● INSTRUCTIONS FOR THE TASK: Find the lines holding "spending" and copy them.

● INPUT ROWS:
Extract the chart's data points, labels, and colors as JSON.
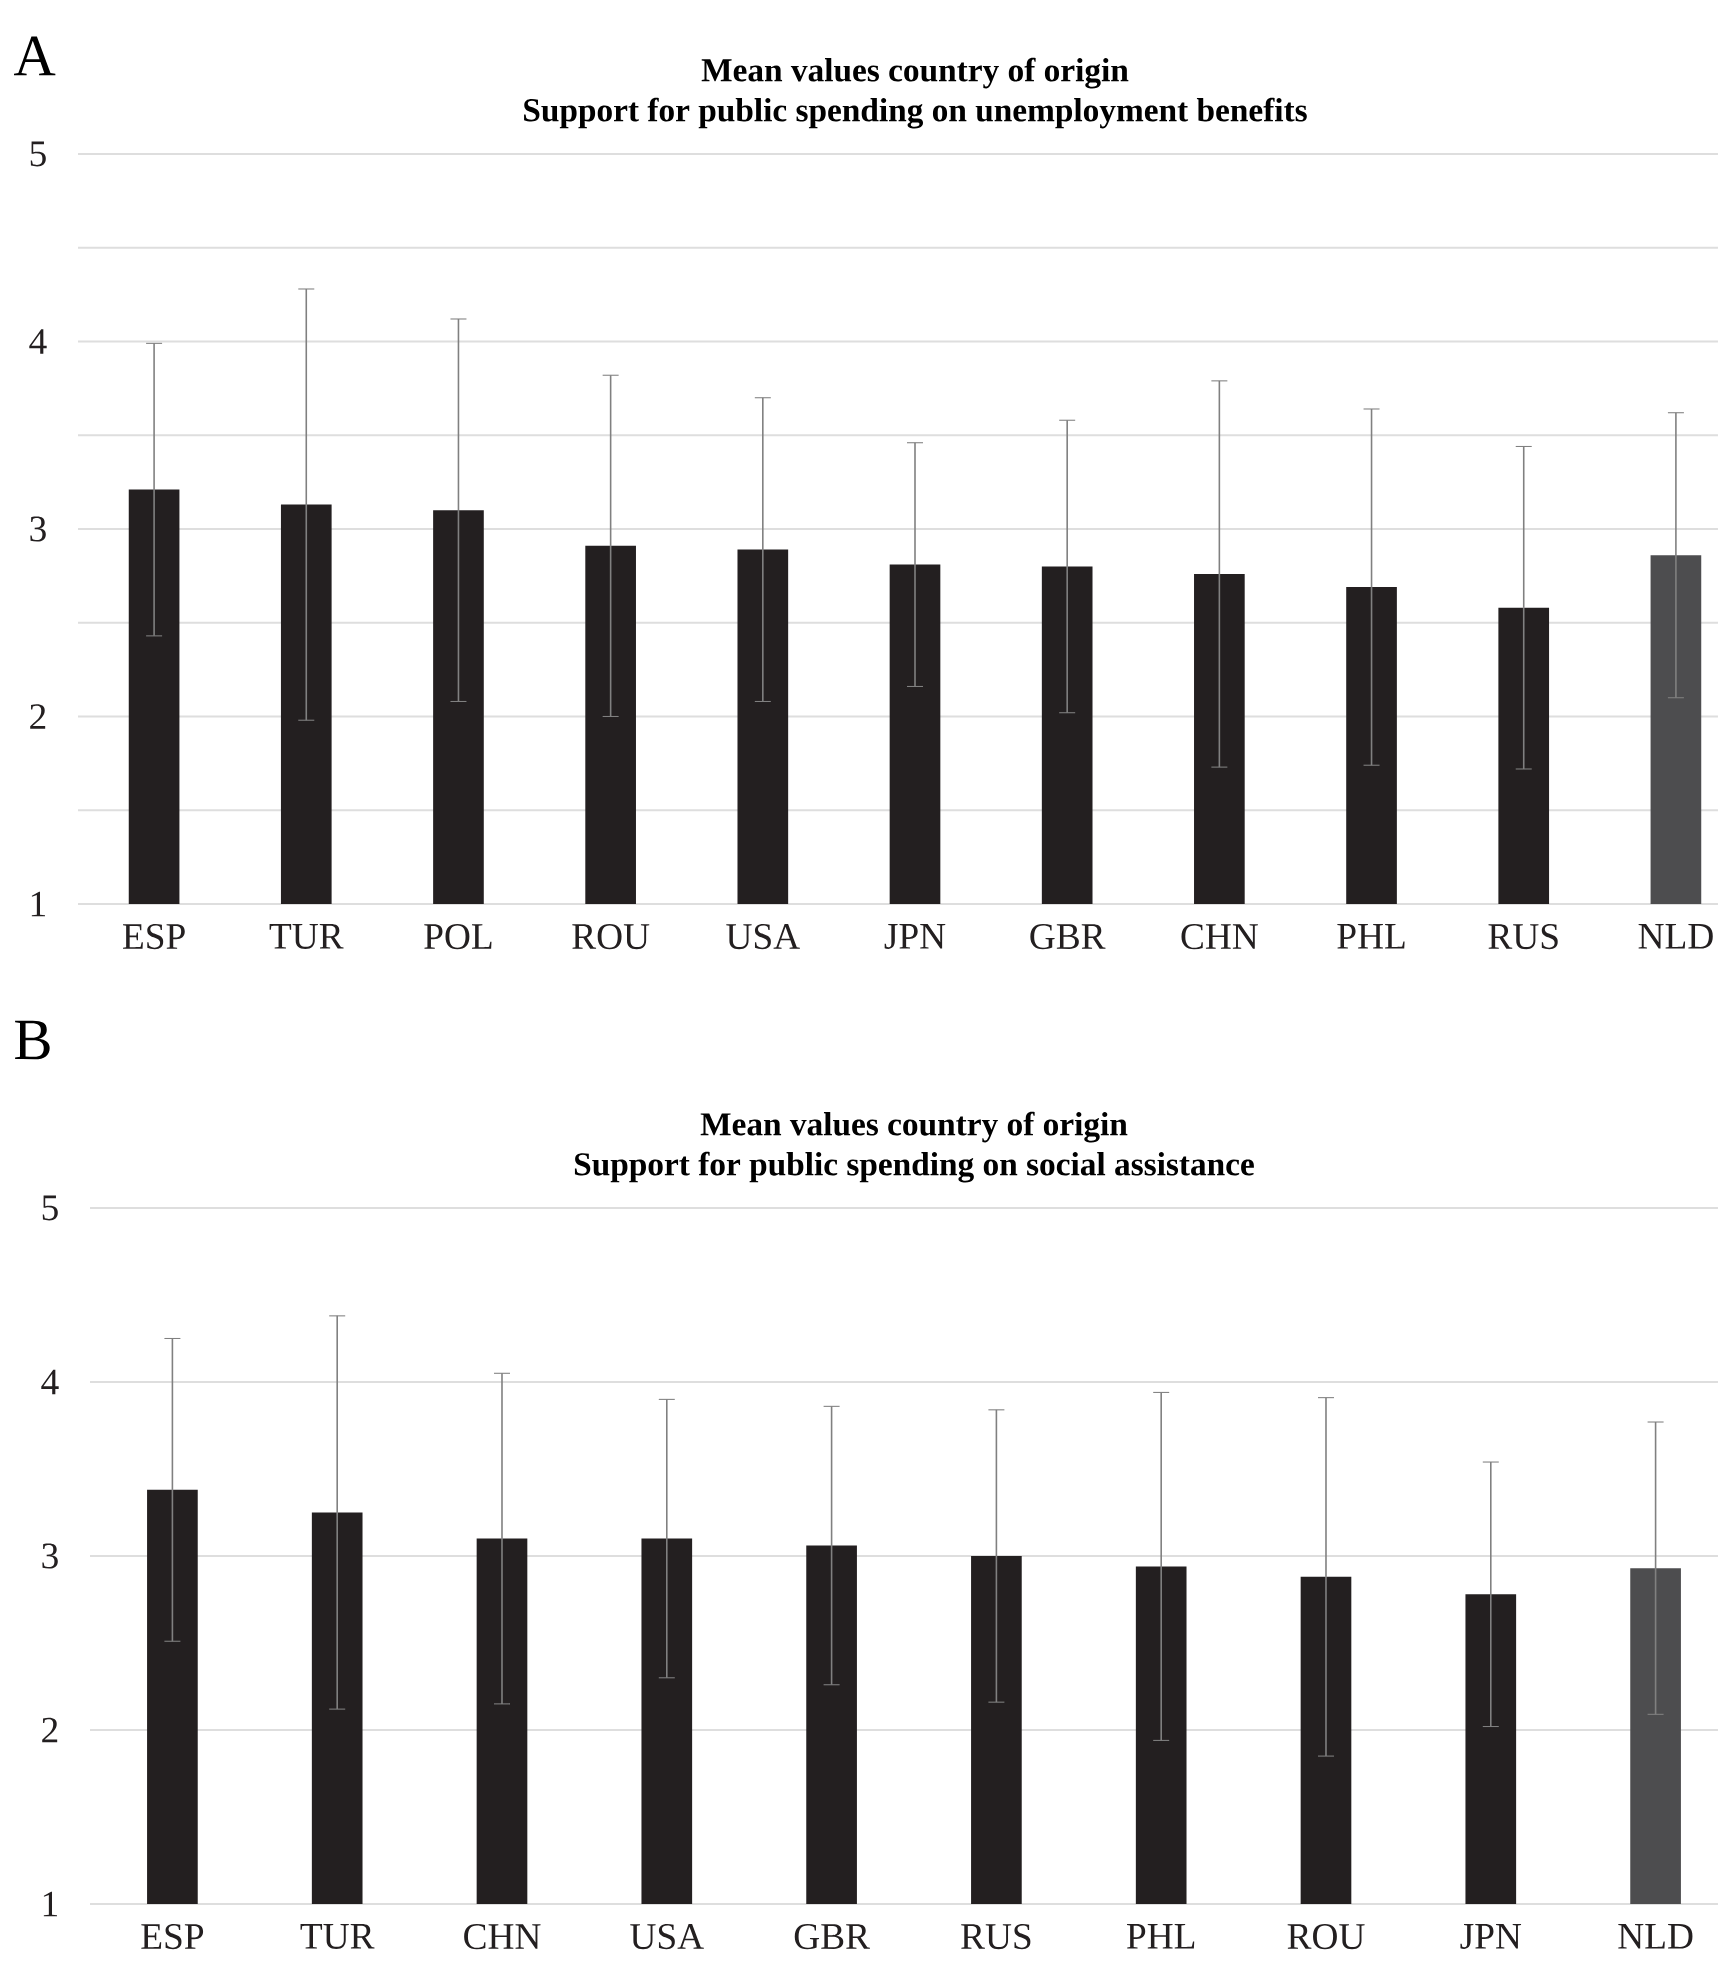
{
  "chart_data": [
    {
      "type": "bar",
      "title": "Mean values country of origin",
      "subtitle": "Support for public spending on unemployment benefits",
      "annotations": [
        "A"
      ],
      "categories": [
        "ESP",
        "TUR",
        "POL",
        "ROU",
        "USA",
        "JPN",
        "GBR",
        "CHN",
        "PHL",
        "RUS",
        "NLD"
      ],
      "values": [
        3.21,
        3.13,
        3.1,
        2.91,
        2.89,
        2.81,
        2.8,
        2.76,
        2.69,
        2.58,
        2.86
      ],
      "errors": [
        0.78,
        1.15,
        1.02,
        0.91,
        0.81,
        0.65,
        0.78,
        1.03,
        0.95,
        0.86,
        0.76
      ],
      "colors": [
        "#231f20",
        "#231f20",
        "#231f20",
        "#231f20",
        "#231f20",
        "#231f20",
        "#231f20",
        "#231f20",
        "#231f20",
        "#231f20",
        "#4d4d4f"
      ],
      "ylim": [
        1,
        5
      ],
      "yticks": [
        1,
        {
          "value": 1.5,
          "label": null
        },
        2,
        {
          "value": 2.5,
          "label": null
        },
        3,
        {
          "value": 3.5,
          "label": null
        },
        4,
        {
          "value": 4.5,
          "label": null
        },
        5
      ],
      "grid": "y"
    },
    {
      "type": "bar",
      "title": "Mean values country of origin",
      "subtitle": "Support for public spending on social assistance",
      "annotations": [
        "B"
      ],
      "categories": [
        "ESP",
        "TUR",
        "CHN",
        "USA",
        "GBR",
        "RUS",
        "PHL",
        "ROU",
        "JPN",
        "NLD"
      ],
      "values": [
        3.38,
        3.25,
        3.1,
        3.1,
        3.06,
        3.0,
        2.94,
        2.88,
        2.78,
        2.93
      ],
      "errors": [
        0.87,
        1.13,
        0.95,
        0.8,
        0.8,
        0.84,
        1.0,
        1.03,
        0.76,
        0.84
      ],
      "colors": [
        "#231f20",
        "#231f20",
        "#231f20",
        "#231f20",
        "#231f20",
        "#231f20",
        "#231f20",
        "#231f20",
        "#231f20",
        "#4d4d4f"
      ],
      "ylim": [
        1,
        5
      ],
      "yticks": [
        1,
        2,
        3,
        4,
        5
      ],
      "grid": "y"
    }
  ]
}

● SOLUTION FOR THIS EXERCISE:
      "subtitle": "Support for public spending on unemployment benefits",
      "subtitle": "Support for public spending on social assistance",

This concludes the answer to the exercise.